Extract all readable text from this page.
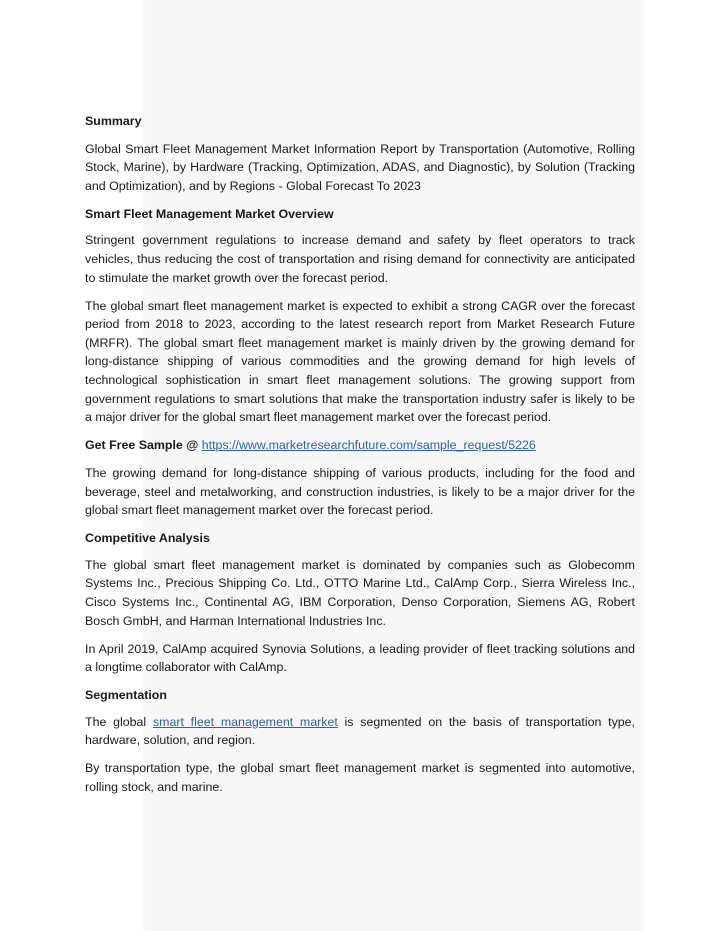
Summary

Global Smart Fleet Management Market Information Report by Transportation (Automotive, Rolling Stock, Marine), by Hardware (Tracking, Optimization, ADAS, and Diagnostic), by Solution (Tracking and Optimization), and by Regions - Global Forecast To 2023

Smart Fleet Management Market Overview

Stringent government regulations to increase demand and safety by fleet operators to track vehicles, thus reducing the cost of transportation and rising demand for connectivity are anticipated to stimulate the market growth over the forecast period.

The global smart fleet management market is expected to exhibit a strong CAGR over the forecast period from 2018 to 2023, according to the latest research report from Market Research Future (MRFR). The global smart fleet management market is mainly driven by the growing demand for long-distance shipping of various commodities and the growing demand for high levels of technological sophistication in smart fleet management solutions. The growing support from government regulations to smart solutions that make the transportation industry safer is likely to be a major driver for the global smart fleet management market over the forecast period.

Get Free Sample @ https://www.marketresearchfuture.com/sample_request/5226

The growing demand for long-distance shipping of various products, including for the food and beverage, steel and metalworking, and construction industries, is likely to be a major driver for the global smart fleet management market over the forecast period.

Competitive Analysis

The global smart fleet management market is dominated by companies such as Globecomm Systems Inc., Precious Shipping Co. Ltd., OTTO Marine Ltd., CalAmp Corp., Sierra Wireless Inc., Cisco Systems Inc., Continental AG, IBM Corporation, Denso Corporation, Siemens AG, Robert Bosch GmbH, and Harman International Industries Inc.

In April 2019, CalAmp acquired Synovia Solutions, a leading provider of fleet tracking solutions and a longtime collaborator with CalAmp.

Segmentation

The global smart fleet management market is segmented on the basis of transportation type, hardware, solution, and region.

By transportation type, the global smart fleet management market is segmented into automotive, rolling stock, and marine.
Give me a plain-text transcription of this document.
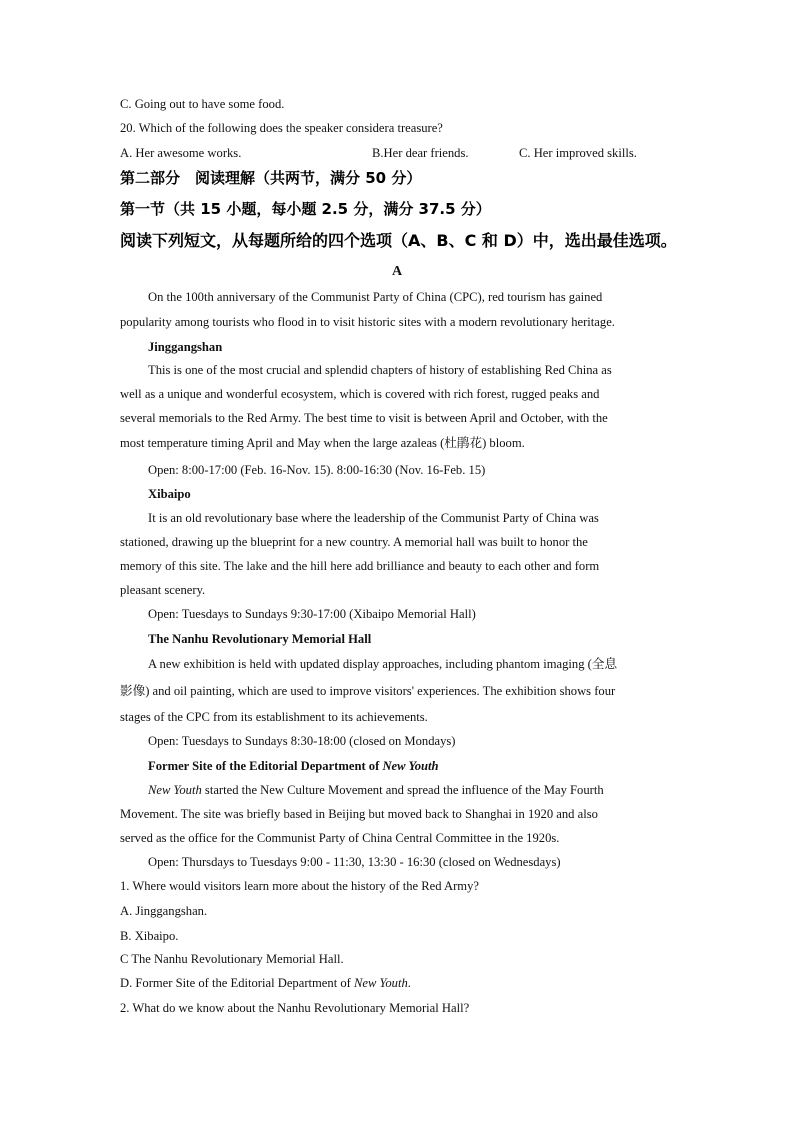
C. Going out to have some food.
20. Which of the following does the speaker considera treasure?
A. Her awesome works.	B.Her dear friends.	C. Her improved skills.
第二部分　阅读理解（共两节，满分 50 分）
第一节（共 15 小题，每小题 2.5 分，满分 37.5 分）
阅读下列短文，从每题所给的四个选项（A、B、C 和 D）中，选出最佳选项。
A
On the 100th anniversary of the Communist Party of China (CPC), red tourism has gained
popularity among tourists who flood in to visit historic sites with a modern revolutionary heritage.
Jinggangshan
This is one of the most crucial and splendid chapters of history of establishing Red China as
well as a unique and wonderful ecosystem, which is covered with rich forest, rugged peaks and
several memorials to the Red Army. The best time to visit is between April and October, with the
most temperature timing April and May when the large azaleas (杜鹃花) bloom.
Open: 8:00-17:00 (Feb. 16-Nov. 15). 8:00-16:30 (Nov. 16-Feb. 15)
Xibaipo
It is an old revolutionary base where the leadership of the Communist Party of China was
stationed, drawing up the blueprint for a new country. A memorial hall was built to honor the
memory of this site. The lake and the hill here add brilliance and beauty to each other and form
pleasant scenery.
Open: Tuesdays to Sundays 9:30-17:00 (Xibaipo Memorial Hall)
The Nanhu Revolutionary Memorial Hall
A new exhibition is held with updated display approaches, including phantom imaging (全息
影像) and oil painting, which are used to improve visitors' experiences. The exhibition shows four
stages of the CPC from its establishment to its achievements.
Open: Tuesdays to Sundays 8:30-18:00 (closed on Mondays)
Former Site of the Editorial Department of New Youth
New Youth started the New Culture Movement and spread the influence of the May Fourth
Movement. The site was briefly based in Beijing but moved back to Shanghai in 1920 and also
served as the office for the Communist Party of China Central Committee in the 1920s.
Open: Thursdays to Tuesdays 9:00 - 11:30, 13:30 - 16:30 (closed on Wednesdays)
1. Where would visitors learn more about the history of the Red Army?
A. Jinggangshan.
B. Xibaipo.
C The Nanhu Revolutionary Memorial Hall.
D. Former Site of the Editorial Department of New Youth.
2. What do we know about the Nanhu Revolutionary Memorial Hall?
·····
→ WHAT THIS TASK INVOLVES
Return the full material word for word. Do not include the pictures.

→ WRITTEN ANSWER
Extract all readable text from this page.
Summary

Global Smart Fleet Management Market Information Report by Transportation (Automotive, Rolling Stock, Marine), by Hardware (Tracking, Optimization, ADAS, and Diagnostic), by Solution (Tracking and Optimization), and by Regions - Global Forecast To 2023

Smart Fleet Management Market Overview

Stringent government regulations to increase demand and safety by fleet operators to track vehicles, thus reducing the cost of transportation and rising demand for connectivity are anticipated to stimulate the market growth over the forecast period.

The global smart fleet management market is expected to exhibit a strong CAGR over the forecast period from 2018 to 2023, according to the latest research report from Market Research Future (MRFR). The global smart fleet management market is mainly driven by the growing demand for long-distance shipping of various commodities and the growing demand for high levels of technological sophistication in smart fleet management solutions. The growing support from government regulations to smart solutions that make the transportation industry safer is likely to be a major driver for the global smart fleet management market over the forecast period.

Get Free Sample @ https://www.marketresearchfuture.com/sample_request/5226

The growing demand for long-distance shipping of various products, including for the food and beverage, steel and metalworking, and construction industries, is likely to be a major driver for the global smart fleet management market over the forecast period.

Competitive Analysis

The global smart fleet management market is dominated by companies such as Globecomm Systems Inc., Precious Shipping Co. Ltd., OTTO Marine Ltd., CalAmp Corp., Sierra Wireless Inc., Cisco Systems Inc., Continental AG, IBM Corporation, Denso Corporation, Siemens AG, Robert Bosch GmbH, and Harman International Industries Inc.

In April 2019, CalAmp acquired Synovia Solutions, a leading provider of fleet tracking solutions and a longtime collaborator with CalAmp.

Segmentation

The global smart fleet management market is segmented on the basis of transportation type, hardware, solution, and region.

By transportation type, the global smart fleet management market is segmented into automotive, rolling stock, and marine.
Give me a plain-text transcription of this document.
C. Going out to have some food.
20. Which of the following does the speaker considera treasure?
A. Her awesome works.	B.Her dear friends.	C. Her improved skills.
第二部分　阅读理解（共两节，满分 50 分）
第一节（共 15 小题，每小题 2.5 分，满分 37.5 分）
阅读下列短文，从每题所给的四个选项（A、B、C 和 D）中，选出最佳选项。
A
On the 100th anniversary of the Communist Party of China (CPC), red tourism has gained
popularity among tourists who flood in to visit historic sites with a modern revolutionary heritage.
Jinggangshan
This is one of the most crucial and splendid chapters of history of establishing Red China as
well as a unique and wonderful ecosystem, which is covered with rich forest, rugged peaks and
several memorials to the Red Army. The best time to visit is between April and October, with the
most temperature timing April and May when the large azaleas (杜鹃花) bloom.
Open: 8:00-17:00 (Feb. 16-Nov. 15). 8:00-16:30 (Nov. 16-Feb. 15)
Xibaipo
It is an old revolutionary base where the leadership of the Communist Party of China was
stationed, drawing up the blueprint for a new country. A memorial hall was built to honor the
memory of this site. The lake and the hill here add brilliance and beauty to each other and form
pleasant scenery.
Open: Tuesdays to Sundays 9:30-17:00 (Xibaipo Memorial Hall)
The Nanhu Revolutionary Memorial Hall
A new exhibition is held with updated display approaches, including phantom imaging (全息
影像) and oil painting, which are used to improve visitors' experiences. The exhibition shows four
stages of the CPC from its establishment to its achievements.
Open: Tuesdays to Sundays 8:30-18:00 (closed on Mondays)
Former Site of the Editorial Department of New Youth
New Youth started the New Culture Movement and spread the influence of the May Fourth
Movement. The site was briefly based in Beijing but moved back to Shanghai in 1920 and also
served as the office for the Communist Party of China Central Committee in the 1920s.
Open: Thursdays to Tuesdays 9:00 - 11:30, 13:30 - 16:30 (closed on Wednesdays)
1. Where would visitors learn more about the history of the Red Army?
A. Jinggangshan.
B. Xibaipo.
C The Nanhu Revolutionary Memorial Hall.
D. Former Site of the Editorial Department of New Youth.
2. What do we know about the Nanhu Revolutionary Memorial Hall?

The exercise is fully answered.